** Start Dataset records **

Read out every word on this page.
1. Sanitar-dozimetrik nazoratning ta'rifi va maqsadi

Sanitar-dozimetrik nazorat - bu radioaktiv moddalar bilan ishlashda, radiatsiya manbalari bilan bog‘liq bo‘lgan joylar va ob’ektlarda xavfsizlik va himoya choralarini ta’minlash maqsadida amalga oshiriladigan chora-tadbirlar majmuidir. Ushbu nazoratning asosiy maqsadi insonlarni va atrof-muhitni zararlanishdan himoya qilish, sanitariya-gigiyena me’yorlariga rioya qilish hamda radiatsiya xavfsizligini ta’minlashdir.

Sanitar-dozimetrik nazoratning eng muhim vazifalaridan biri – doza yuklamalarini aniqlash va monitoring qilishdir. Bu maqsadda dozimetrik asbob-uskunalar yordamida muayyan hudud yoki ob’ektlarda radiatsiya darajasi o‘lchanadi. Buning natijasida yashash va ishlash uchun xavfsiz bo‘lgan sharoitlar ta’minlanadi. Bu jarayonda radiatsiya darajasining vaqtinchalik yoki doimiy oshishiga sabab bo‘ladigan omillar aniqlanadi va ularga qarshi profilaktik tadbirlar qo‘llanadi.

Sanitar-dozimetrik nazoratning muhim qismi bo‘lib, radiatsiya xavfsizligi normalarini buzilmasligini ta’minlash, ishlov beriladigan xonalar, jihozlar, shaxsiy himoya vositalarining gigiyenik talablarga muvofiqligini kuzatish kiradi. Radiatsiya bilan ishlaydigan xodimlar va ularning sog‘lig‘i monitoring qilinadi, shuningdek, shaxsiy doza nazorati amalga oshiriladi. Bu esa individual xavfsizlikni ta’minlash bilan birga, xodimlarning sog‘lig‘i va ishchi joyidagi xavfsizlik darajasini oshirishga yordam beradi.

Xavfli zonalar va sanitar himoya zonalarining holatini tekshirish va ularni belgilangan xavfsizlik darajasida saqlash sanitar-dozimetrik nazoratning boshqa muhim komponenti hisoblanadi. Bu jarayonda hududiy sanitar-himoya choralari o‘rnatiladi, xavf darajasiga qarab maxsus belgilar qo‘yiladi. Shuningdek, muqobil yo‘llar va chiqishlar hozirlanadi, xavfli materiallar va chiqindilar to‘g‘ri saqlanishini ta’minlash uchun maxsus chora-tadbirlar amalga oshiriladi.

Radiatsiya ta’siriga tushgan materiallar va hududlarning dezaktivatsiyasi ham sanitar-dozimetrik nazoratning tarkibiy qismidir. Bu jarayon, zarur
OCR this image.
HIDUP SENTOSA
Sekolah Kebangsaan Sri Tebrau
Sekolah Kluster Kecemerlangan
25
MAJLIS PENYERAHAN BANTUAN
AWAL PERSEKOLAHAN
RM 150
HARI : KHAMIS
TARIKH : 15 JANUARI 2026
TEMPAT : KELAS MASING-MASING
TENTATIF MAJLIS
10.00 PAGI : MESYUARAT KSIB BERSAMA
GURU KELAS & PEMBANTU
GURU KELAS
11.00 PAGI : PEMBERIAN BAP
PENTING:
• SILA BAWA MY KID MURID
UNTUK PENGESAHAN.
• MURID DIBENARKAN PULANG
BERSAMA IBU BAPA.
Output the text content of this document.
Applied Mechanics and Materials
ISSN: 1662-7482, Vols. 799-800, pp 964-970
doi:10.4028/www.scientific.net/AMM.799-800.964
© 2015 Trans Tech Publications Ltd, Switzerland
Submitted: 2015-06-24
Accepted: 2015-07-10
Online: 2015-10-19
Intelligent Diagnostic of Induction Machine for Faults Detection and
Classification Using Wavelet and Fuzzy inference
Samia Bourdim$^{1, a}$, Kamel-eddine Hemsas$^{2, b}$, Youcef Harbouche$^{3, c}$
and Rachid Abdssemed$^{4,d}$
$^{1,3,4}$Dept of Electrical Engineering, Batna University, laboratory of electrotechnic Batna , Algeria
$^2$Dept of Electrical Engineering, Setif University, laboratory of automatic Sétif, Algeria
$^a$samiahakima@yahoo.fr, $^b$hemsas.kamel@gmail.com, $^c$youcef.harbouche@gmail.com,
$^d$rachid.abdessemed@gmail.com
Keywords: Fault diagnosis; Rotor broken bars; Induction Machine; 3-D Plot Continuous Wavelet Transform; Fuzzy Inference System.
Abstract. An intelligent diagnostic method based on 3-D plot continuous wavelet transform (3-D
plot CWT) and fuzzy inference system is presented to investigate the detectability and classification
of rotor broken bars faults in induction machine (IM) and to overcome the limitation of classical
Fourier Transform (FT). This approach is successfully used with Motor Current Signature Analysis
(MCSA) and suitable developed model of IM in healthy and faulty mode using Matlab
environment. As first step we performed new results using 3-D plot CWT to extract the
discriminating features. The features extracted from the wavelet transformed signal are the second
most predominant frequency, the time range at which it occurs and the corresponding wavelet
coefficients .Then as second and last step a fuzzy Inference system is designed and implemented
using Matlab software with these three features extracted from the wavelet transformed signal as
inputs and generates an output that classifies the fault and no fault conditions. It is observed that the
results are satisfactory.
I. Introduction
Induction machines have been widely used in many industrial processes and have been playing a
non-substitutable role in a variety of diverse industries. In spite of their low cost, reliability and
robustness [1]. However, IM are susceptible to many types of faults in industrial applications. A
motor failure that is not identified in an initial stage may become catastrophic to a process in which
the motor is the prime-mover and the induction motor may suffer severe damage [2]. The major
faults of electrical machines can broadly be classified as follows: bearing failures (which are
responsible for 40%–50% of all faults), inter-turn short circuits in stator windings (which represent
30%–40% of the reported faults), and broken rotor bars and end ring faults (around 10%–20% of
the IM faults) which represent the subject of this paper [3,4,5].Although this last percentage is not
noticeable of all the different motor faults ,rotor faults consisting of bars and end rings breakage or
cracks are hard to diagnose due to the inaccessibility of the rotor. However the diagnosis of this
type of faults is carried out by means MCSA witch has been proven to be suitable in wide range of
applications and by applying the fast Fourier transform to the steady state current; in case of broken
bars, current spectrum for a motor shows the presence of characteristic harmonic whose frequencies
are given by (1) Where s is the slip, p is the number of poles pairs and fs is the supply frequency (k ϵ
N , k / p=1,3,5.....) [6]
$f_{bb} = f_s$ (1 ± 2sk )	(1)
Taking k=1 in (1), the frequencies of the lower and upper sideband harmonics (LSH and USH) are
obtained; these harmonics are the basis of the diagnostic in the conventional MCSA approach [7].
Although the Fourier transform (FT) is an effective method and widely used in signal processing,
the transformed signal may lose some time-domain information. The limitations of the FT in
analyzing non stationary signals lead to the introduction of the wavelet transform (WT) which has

** End Dataset records **

Set task:
Report all lines of the material that contain the word "Although".

Result of this exercise:
the IM faults) which represent the subject of this paper [3,4,5].Although this last percentage is not
Although the Fourier transform (FT) is an effective method and widely used in signal processing,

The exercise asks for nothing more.